• **What this task involves**
Answer with nothing but the number of lines that include the word "Flow".

• **Records to process**
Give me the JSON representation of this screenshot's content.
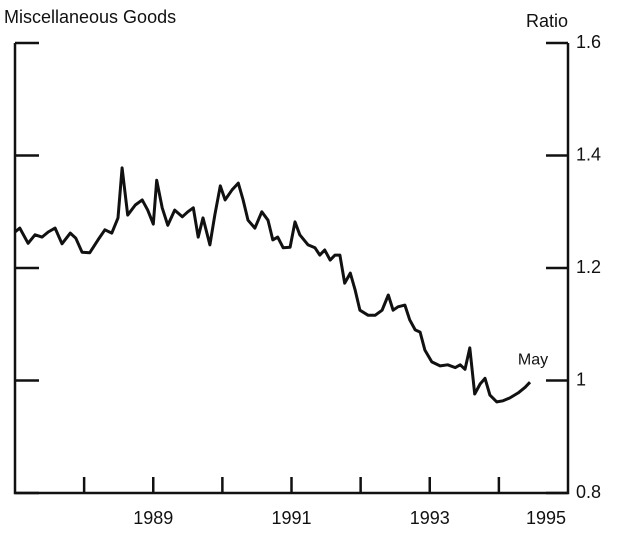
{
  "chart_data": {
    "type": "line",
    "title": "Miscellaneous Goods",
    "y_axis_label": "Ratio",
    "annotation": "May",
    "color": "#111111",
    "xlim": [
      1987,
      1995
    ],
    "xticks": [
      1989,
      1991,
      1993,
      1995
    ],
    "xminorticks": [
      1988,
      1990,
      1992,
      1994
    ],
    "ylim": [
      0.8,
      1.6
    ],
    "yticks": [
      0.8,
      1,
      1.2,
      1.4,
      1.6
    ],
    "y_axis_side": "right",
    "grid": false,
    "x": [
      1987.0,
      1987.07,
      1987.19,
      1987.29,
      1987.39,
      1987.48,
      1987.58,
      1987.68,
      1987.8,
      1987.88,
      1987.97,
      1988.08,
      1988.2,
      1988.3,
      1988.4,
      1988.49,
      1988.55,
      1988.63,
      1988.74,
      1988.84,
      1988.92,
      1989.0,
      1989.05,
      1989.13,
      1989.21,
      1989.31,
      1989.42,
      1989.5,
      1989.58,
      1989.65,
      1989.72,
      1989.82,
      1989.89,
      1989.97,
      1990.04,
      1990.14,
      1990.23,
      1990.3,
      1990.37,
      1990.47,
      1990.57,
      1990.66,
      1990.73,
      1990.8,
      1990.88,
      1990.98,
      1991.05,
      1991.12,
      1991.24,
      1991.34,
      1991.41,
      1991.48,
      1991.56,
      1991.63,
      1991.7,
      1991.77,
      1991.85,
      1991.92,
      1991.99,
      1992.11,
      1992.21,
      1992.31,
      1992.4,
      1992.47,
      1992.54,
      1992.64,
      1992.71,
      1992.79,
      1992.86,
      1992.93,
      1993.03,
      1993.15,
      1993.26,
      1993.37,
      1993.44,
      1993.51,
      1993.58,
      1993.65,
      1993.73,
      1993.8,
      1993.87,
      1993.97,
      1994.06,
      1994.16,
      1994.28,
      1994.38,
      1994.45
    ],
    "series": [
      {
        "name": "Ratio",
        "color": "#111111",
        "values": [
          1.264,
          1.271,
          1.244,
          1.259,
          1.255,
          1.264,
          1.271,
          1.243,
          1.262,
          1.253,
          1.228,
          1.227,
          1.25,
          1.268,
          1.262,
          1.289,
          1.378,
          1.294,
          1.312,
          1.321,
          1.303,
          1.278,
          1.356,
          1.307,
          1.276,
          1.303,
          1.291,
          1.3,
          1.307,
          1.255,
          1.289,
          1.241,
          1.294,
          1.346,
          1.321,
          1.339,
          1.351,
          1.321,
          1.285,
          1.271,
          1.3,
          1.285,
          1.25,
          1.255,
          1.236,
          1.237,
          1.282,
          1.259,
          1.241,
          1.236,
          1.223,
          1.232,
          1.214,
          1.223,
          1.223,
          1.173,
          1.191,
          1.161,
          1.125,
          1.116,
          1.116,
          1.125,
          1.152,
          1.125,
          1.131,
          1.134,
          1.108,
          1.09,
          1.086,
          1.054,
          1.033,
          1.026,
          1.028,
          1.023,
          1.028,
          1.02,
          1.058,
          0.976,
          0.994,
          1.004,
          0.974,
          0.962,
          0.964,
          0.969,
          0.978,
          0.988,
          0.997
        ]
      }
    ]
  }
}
---
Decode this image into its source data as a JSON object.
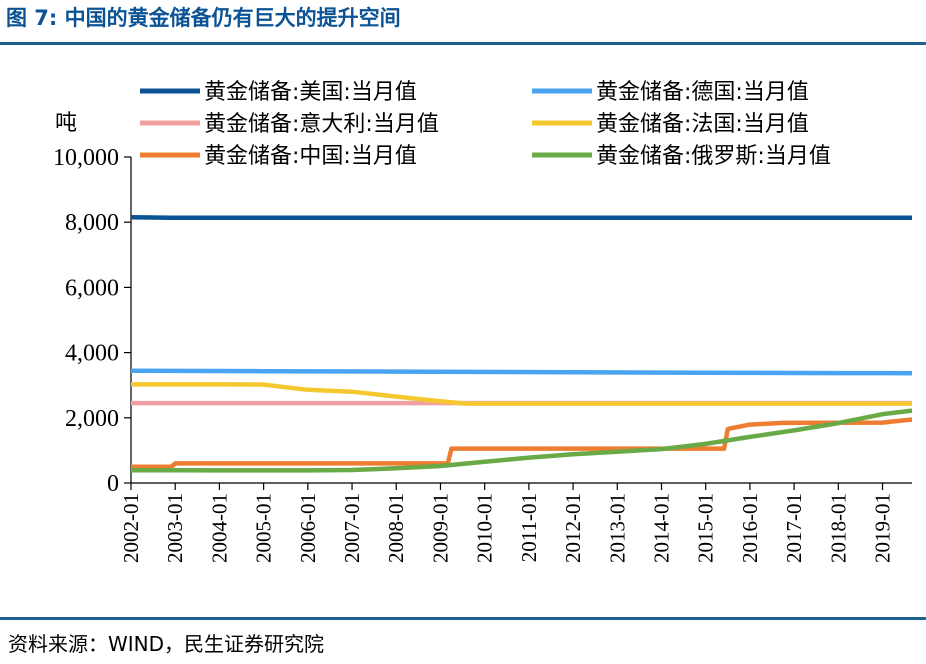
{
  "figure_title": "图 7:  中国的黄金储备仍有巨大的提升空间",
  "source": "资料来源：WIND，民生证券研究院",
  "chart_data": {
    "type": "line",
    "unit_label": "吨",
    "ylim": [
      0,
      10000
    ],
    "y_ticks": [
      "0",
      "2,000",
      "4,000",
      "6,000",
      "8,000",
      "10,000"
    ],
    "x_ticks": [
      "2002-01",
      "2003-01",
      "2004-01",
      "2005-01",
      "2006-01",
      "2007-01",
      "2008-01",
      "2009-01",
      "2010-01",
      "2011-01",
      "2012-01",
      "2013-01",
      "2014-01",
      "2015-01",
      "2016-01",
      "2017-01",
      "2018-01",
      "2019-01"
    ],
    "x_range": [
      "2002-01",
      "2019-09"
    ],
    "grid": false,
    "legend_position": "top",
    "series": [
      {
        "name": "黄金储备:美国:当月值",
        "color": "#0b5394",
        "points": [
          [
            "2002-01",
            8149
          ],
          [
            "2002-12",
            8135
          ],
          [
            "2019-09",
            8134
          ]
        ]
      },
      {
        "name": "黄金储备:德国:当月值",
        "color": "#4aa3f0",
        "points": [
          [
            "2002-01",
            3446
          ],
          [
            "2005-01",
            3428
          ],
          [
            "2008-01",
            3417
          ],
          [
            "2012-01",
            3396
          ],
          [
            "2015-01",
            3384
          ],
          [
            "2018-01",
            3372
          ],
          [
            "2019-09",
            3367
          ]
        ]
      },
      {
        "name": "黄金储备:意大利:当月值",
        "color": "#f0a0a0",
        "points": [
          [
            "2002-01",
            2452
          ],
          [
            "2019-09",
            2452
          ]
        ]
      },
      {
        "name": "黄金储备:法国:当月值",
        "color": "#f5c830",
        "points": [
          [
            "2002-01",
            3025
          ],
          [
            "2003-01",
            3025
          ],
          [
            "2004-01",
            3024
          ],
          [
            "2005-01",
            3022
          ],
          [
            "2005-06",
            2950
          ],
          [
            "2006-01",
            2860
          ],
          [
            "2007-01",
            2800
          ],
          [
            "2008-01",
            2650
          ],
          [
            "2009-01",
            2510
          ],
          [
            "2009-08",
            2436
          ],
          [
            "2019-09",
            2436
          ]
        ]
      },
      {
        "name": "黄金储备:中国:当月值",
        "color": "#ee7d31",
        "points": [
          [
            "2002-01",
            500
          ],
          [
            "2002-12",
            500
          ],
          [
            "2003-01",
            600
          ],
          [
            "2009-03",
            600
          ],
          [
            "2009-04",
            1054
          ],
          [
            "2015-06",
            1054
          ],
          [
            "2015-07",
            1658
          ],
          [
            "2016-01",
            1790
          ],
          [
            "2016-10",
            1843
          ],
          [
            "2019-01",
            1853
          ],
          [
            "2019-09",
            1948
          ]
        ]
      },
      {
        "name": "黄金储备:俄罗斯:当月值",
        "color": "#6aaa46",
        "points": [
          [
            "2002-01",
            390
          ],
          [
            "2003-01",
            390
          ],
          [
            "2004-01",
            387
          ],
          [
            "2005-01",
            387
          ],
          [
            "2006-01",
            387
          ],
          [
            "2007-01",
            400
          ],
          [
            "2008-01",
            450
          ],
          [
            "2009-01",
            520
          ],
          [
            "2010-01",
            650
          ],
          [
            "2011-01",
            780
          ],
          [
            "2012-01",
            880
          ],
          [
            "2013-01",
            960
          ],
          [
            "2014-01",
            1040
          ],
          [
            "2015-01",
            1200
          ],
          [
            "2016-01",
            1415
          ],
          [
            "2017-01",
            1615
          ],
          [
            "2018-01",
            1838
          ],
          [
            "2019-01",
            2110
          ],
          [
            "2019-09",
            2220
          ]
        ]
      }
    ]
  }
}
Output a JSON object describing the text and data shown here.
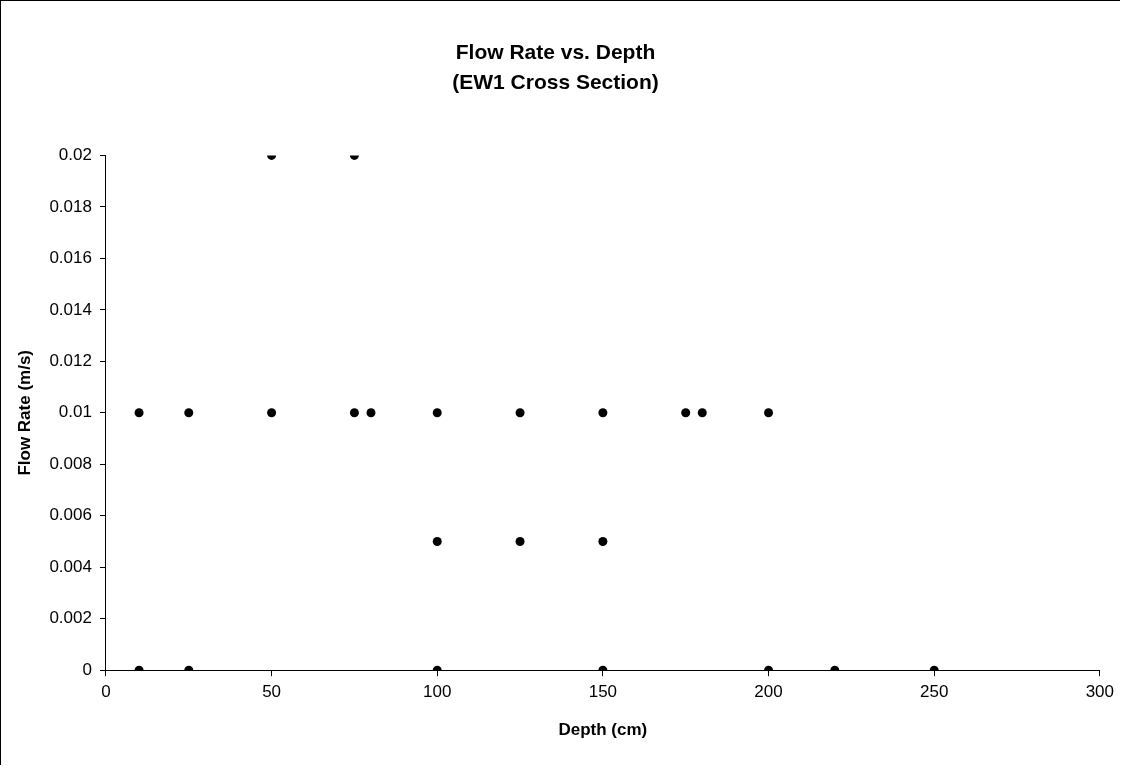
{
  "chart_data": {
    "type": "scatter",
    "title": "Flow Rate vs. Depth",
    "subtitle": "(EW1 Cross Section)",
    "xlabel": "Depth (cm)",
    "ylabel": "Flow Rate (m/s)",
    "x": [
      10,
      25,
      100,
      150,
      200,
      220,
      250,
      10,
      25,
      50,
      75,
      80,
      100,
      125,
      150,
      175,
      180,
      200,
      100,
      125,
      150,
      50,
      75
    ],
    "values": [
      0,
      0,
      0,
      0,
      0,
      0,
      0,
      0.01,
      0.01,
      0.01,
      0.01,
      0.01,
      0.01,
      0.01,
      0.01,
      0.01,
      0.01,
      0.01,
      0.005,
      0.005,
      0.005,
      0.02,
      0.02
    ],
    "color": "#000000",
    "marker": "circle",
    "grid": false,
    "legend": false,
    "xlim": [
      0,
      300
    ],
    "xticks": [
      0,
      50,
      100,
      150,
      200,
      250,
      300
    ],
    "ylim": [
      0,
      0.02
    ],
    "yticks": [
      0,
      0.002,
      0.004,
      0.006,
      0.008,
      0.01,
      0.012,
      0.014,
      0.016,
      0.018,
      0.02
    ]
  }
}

• **Full response**
2